THE PROBLEM –
Using the listing below, please gather every line containing the word "Answer".

EXTRACTED INFORMATION –

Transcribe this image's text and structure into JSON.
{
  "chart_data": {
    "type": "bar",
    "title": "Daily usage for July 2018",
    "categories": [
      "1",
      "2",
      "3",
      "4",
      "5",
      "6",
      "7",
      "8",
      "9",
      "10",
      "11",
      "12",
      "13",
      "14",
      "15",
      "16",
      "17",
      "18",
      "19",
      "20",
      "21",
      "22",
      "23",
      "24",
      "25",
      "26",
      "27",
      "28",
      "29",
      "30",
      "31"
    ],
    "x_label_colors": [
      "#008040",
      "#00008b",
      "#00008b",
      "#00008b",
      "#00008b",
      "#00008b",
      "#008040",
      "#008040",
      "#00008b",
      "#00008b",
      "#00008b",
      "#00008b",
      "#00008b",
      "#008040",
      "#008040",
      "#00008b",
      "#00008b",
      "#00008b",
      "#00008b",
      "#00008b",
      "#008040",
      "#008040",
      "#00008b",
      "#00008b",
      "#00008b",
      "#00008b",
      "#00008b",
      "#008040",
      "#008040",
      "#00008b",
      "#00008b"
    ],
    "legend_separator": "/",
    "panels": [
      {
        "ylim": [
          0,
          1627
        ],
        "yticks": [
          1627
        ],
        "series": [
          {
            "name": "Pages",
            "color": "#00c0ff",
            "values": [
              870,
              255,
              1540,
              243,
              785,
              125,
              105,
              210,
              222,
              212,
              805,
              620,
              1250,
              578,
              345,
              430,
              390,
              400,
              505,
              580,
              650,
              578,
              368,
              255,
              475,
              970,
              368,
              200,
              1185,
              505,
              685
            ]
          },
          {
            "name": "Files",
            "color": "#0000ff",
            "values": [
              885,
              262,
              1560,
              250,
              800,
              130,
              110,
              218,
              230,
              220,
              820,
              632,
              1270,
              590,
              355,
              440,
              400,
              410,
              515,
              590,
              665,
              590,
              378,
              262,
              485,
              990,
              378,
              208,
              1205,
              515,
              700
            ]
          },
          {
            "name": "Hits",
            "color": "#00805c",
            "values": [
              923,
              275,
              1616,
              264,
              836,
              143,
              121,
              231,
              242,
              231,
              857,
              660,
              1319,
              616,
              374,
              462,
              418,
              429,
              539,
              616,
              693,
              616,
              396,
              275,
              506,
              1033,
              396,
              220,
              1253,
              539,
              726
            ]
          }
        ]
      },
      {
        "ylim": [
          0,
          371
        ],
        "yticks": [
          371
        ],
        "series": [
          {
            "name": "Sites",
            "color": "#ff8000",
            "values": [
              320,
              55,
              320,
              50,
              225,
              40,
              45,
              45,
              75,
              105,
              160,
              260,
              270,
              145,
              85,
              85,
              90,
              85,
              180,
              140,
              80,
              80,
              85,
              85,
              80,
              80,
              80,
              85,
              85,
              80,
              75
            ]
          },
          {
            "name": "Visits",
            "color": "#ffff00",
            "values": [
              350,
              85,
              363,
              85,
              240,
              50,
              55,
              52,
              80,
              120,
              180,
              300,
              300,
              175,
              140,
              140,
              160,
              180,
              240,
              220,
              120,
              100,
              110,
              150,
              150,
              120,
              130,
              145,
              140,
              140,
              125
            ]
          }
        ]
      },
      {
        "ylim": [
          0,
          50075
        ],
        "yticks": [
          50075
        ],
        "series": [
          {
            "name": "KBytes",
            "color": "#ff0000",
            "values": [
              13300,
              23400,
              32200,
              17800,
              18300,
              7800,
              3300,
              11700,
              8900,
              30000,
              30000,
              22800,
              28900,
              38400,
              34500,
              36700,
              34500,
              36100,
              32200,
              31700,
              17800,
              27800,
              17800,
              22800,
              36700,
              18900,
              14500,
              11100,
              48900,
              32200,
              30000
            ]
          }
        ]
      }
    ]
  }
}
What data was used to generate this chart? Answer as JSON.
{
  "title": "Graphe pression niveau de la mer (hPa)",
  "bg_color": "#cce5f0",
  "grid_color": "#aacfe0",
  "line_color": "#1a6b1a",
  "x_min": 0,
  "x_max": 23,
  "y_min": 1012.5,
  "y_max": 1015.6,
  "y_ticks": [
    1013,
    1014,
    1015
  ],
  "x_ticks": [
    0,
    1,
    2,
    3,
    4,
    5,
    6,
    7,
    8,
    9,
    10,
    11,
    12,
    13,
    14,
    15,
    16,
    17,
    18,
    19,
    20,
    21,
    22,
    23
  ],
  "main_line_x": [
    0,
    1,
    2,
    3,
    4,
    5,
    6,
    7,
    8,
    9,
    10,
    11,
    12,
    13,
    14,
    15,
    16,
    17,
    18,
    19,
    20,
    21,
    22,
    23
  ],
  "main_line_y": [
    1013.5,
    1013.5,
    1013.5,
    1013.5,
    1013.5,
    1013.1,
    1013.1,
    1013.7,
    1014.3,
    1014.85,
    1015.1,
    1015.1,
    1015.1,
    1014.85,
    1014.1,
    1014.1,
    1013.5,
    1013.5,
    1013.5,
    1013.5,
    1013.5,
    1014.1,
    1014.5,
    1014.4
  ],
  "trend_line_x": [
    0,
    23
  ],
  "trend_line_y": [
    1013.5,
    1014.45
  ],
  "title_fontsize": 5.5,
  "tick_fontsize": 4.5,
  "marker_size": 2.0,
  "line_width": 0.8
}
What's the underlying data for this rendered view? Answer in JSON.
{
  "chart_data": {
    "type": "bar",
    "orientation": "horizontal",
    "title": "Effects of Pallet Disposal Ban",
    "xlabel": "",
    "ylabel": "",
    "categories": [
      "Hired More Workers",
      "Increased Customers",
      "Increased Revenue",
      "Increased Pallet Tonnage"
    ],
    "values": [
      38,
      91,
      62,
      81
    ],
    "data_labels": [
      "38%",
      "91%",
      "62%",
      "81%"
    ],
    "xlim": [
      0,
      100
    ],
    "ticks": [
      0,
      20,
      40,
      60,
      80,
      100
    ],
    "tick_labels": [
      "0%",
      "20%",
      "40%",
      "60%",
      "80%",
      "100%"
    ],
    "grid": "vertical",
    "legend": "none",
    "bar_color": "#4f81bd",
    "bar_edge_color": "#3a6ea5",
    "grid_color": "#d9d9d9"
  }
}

THE SOLUTION –
What data was used to generate this chart? Answer as JSON.
What's the underlying data for this rendered view? Answer in JSON.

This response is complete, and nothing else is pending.